→ **Exercise aim**: From the entries below, copy every line holding the word "ноября".

[START OF Records provided]

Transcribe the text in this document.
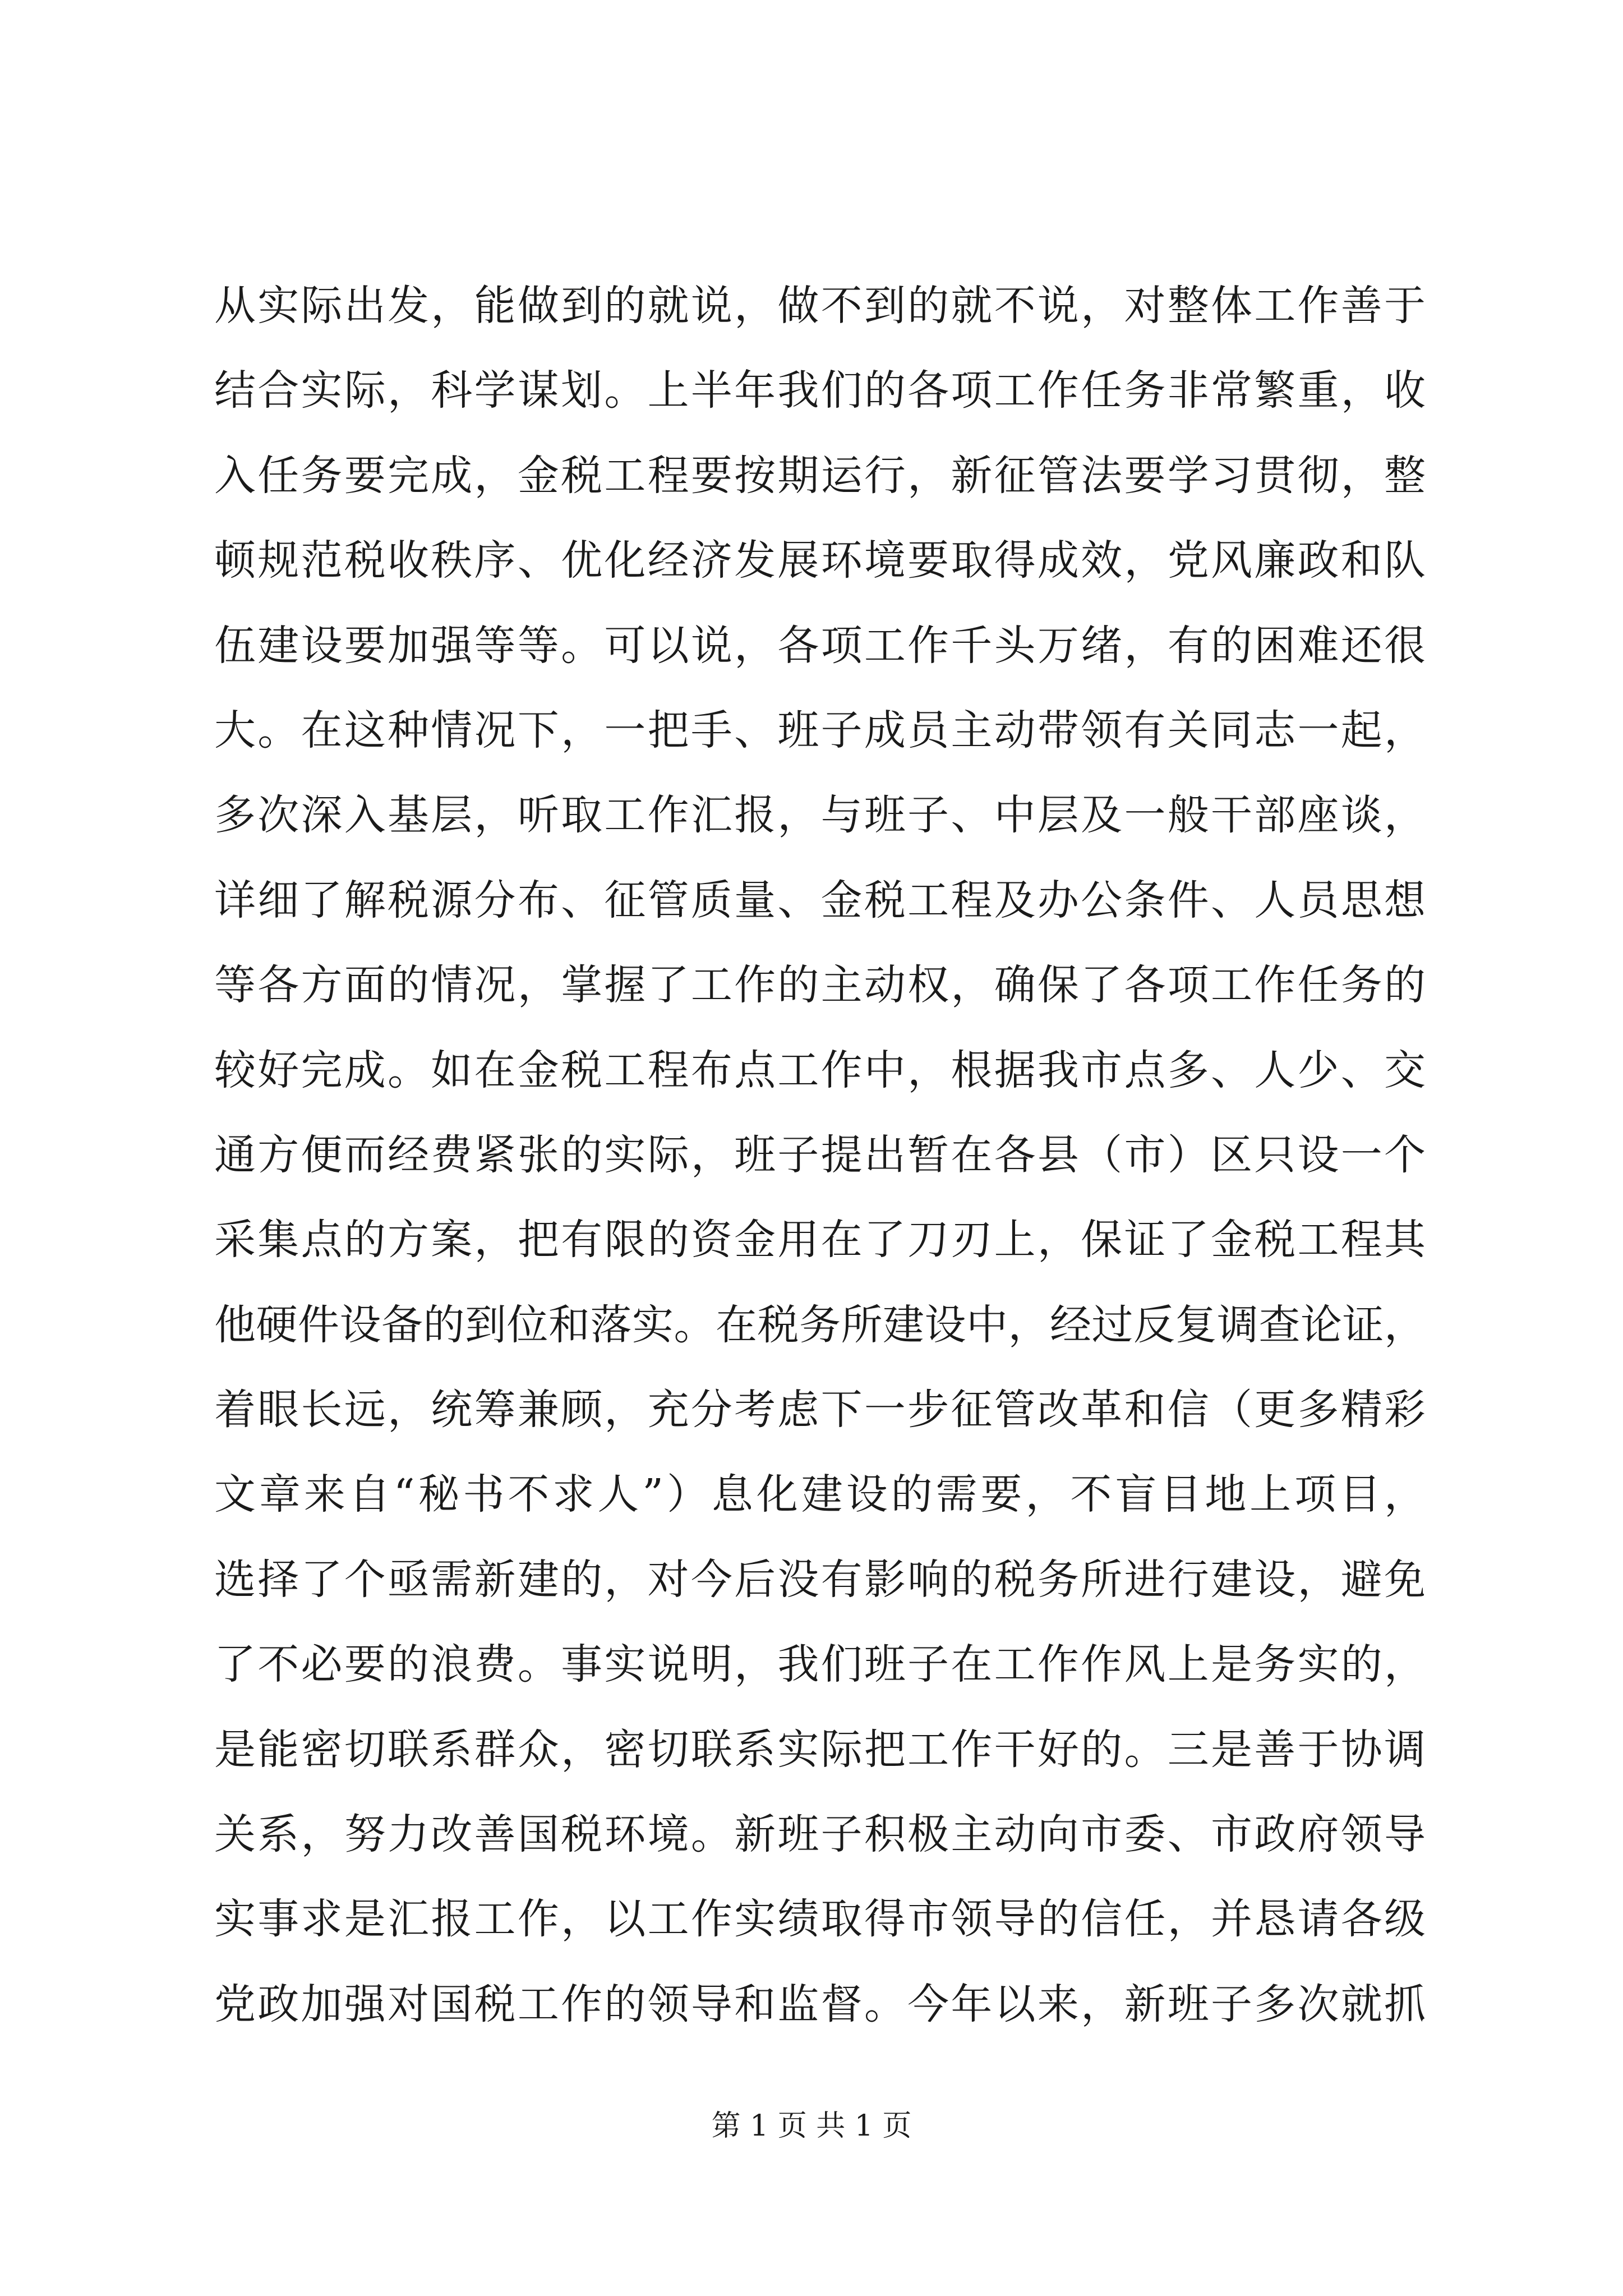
从实际出发，能做到的就说，做不到的就不说，对整体工作善于
结合实际，科学谋划。上半年我们的各项工作任务非常繁重，收
入任务要完成，金税工程要按期运行，新征管法要学习贯彻，整
顿规范税收秩序、优化经济发展环境要取得成效，党风廉政和队
伍建设要加强等等。可以说，各项工作千头万绪，有的困难还很
大。在这种情况下，一把手、班子成员主动带领有关同志一起，
多次深入基层，听取工作汇报，与班子、中层及一般干部座谈，
详细了解税源分布、征管质量、金税工程及办公条件、人员思想
等各方面的情况，掌握了工作的主动权，确保了各项工作任务的
较好完成。如在金税工程布点工作中，根据我市点多、人少、交
通方便而经费紧张的实际，班子提出暂在各县（市）区只设一个
采集点的方案，把有限的资金用在了刀刃上，保证了金税工程其
他硬件设备的到位和落实。在税务所建设中，经过反复调查论证，
着眼长远，统筹兼顾，充分考虑下一步征管改革和信（更多精彩
文章来自“秘书不求人”）息化建设的需要，不盲目地上项目，
选择了个亟需新建的，对今后没有影响的税务所进行建设，避免
了不必要的浪费。事实说明，我们班子在工作作风上是务实的，
是能密切联系群众，密切联系实际把工作干好的。三是善于协调
关系，努力改善国税环境。新班子积极主动向市委、市政府领导
实事求是汇报工作，以工作实绩取得市领导的信任，并恳请各级
党政加强对国税工作的领导和监督。今年以来，新班子多次就抓
第 1 页 共 1 页
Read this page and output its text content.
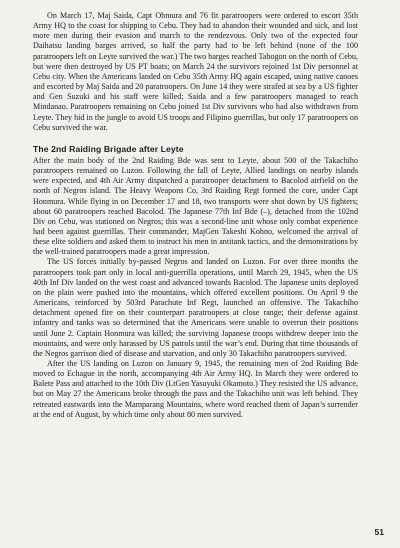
On March 17, Maj Saida, Capt Ohmura and 76 fit paratroopers were ordered to escort 35th Army HQ to the coast for shipping to Cebu. They had to abandon their wounded and sick, and lost more men during their evasion and march to the rendezvous. Only two of the expected four Daihatsu landing barges arrived, so half the party had to be left behind (none of the 100 paratroopers left on Leyte survived the war.) The two barges reached Tabogon on the north of Cebu, but were then destroyed by US PT boats; on March 24 the survivors rejoined 1st Div personnel at Cebu city. When the Americans landed on Cebu 35th Army HQ again escaped, using native canoes and escorted by Maj Saida and 20 paratroopers. On June 14 they were strafed at sea by a US fighter and Gen Suzuki and his staff were killed; Saida and a few paratroopers managed to reach Mindanao. Paratroopers remaining on Cebu joined 1st Div survivors who had also withdrawn from Leyte. They hid in the jungle to avoid US troops and Filipino guerrillas, but only 17 paratroopers on Cebu survived the war.

The 2nd Raiding Brigade after Leyte

After the main body of the 2nd Raiding Bde was sent to Leyte, about 500 of the Takachiho paratroopers remained on Luzon. Following the fall of Leyte, Allied landings on nearby islands were expected, and 4th Air Army dispatched a paratrooper detachment to Bacolod airfield on the north of Negros island. The Heavy Weapons Co, 3rd Raiding Regt formed the core, under Capt Honmura. While flying in on December 17 and 18, two transports were shot down by US fighters; about 60 paratroopers reached Bacolod. The Japanese 77th Inf Bde (–), detached from the 102nd Div on Cebu, was stationed on Negros; this was a second-line unit whose only combat experience had been against guerrillas. Their commander, MajGen Takeshi Kohno, welcomed the arrival of these elite soldiers and asked them to instruct his men in antitank tactics, and the demonstrations by the well-trained paratroopers made a great impression.

The US forces initially by-passed Negros and landed on Luzon. For over three months the paratroopers took part only in local anti-guerrilla operations, until March 29, 1945, when the US 40th Inf Div landed on the west coast and advanced towards Bacolod. The Japanese units deployed on the plain were pushed into the mountains, which offered excellent positions. On April 9 the Americans, reinforced by 503rd Parachute Inf Regt, launched an offensive. The Takachiho detachment opened fire on their counterpart paratroopers at close range; their defense against infantry and tanks was so determined that the Americans were unable to overrun their positions until June 2. Captain Honmura was killed; the surviving Japanese troops withdrew deeper into the mountains, and were only harassed by US patrols until the war’s end. During that time thousands of the Negros garrison died of disease and starvation, and only 30 Takachiho paratroopers survived.

After the US landing on Luzon on January 9, 1945, the remaining men of 2nd Raiding Bde moved to Echague in the north, accompanying 4th Air Army HQ. In March they were ordered to Balete Pass and attached to the 10th Div (LtGen Yasuyuki Okamoto.) They resisted the US advance, but on May 27 the Americans broke through the pass and the Takachiho unit was left behind. They retreated eastwards into the Mamparang Mountains, where word reached them of Japan’s surrender at the end of August, by which time only about 80 men survived.

51
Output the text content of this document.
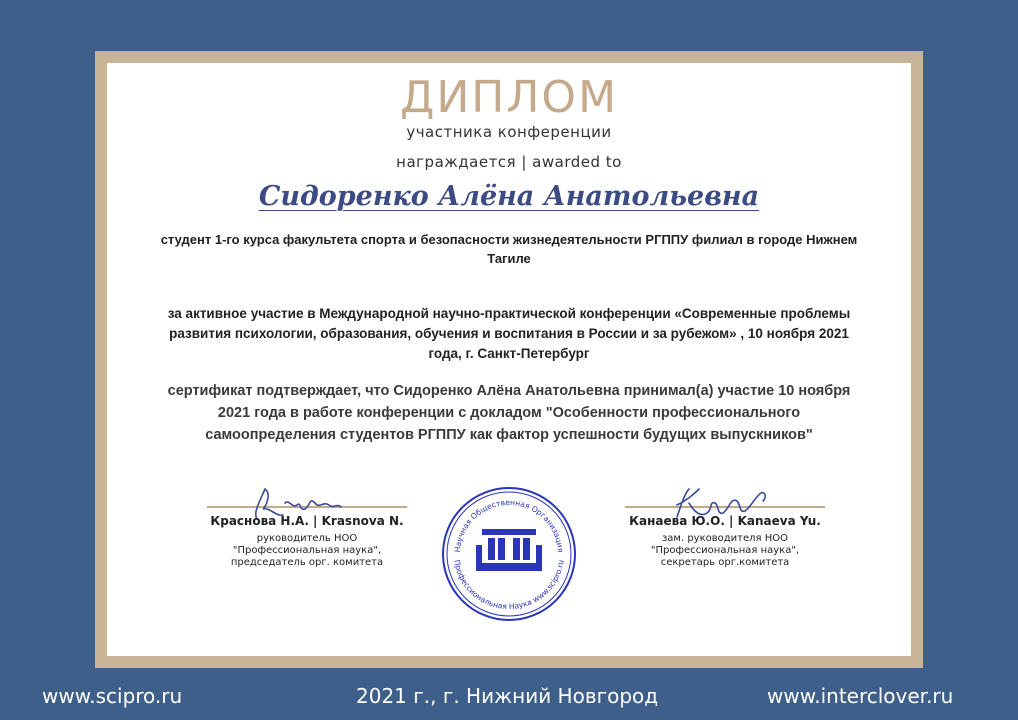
ДИПЛОМ
участника конференции
награждается | awarded to
Сидоренко Алёна Анатольевна
студент 1-го курса факультета спорта и безопасности жизнедеятельности РГППУ филиал в городе Нижнем Тагиле
за активное участие в Международной научно-практической конференции «Современные проблемы развития психологии, образования, обучения и воспитания в России и за рубежом» , 10 ноября 2021 года, г. Санкт-Петербург
сертификат подтверждает, что Сидоренко Алёна Анатольевна принимал(а) участие 10 ноября 2021 года в работе конференции с докладом "Особенности профессионального самоопределения студентов РГППУ как фактор успешности будущих выпускников"
Краснова Н.А. | Krasnova N.
руководитель НОО
"Профессиональная наука",
председатель орг. комитета
Научная Общественная Организация
Профессиональная Наука www.scipro.ru
Канаева Ю.О. | Kanaeva Yu.
зам. руководителя НОО
"Профессиональная наука",
секретарь орг.комитета
www.scipro.ru	2021 г., г. Нижний Новгород	www.interclover.ru
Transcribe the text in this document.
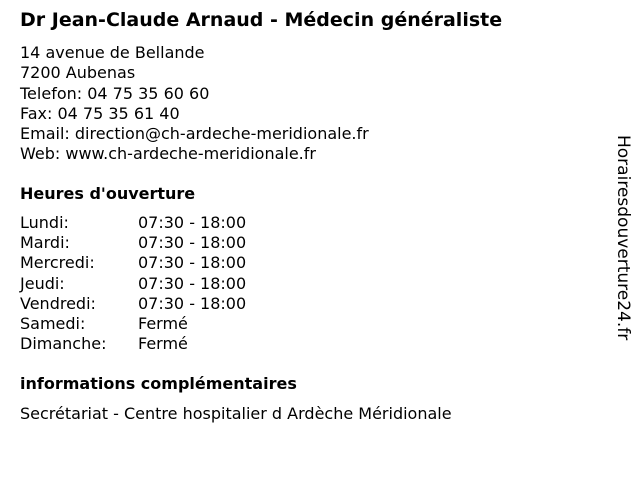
Dr Jean-Claude Arnaud - Médecin généraliste
14 avenue de Bellande
7200 Aubenas
Telefon: 04 75 35 60 60
Fax: 04 75 35 61 40
Email: direction@ch-ardeche-meridionale.fr
Web: www.ch-ardeche-meridionale.fr
Heures d'ouverture
Lundi:	07:30 - 18:00
Mardi:	07:30 - 18:00
Mercredi:	07:30 - 18:00
Jeudi:	07:30 - 18:00
Vendredi:	07:30 - 18:00
Samedi:	Fermé
Dimanche: Fermé
informations complémentaires
Secrétariat - Centre hospitalier d Ardèche Méridionale
Horairesdouverture24.fr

[END OF Records provided]

→ **Worked answer**:
за активное участие в Международной научно-практической конференции «Современные проблемы развития психологии, образования, обучения и воспитания в России и за рубежом» , 10 ноября 2021 года, г. Санкт-Петербург
сертификат подтверждает, что Сидоренко Алёна Анатольевна принимал(а) участие 10 ноября 2021 года в работе конференции с докладом "Особенности профессионального самоопределения студентов РГППУ как фактор успешности будущих выпускников"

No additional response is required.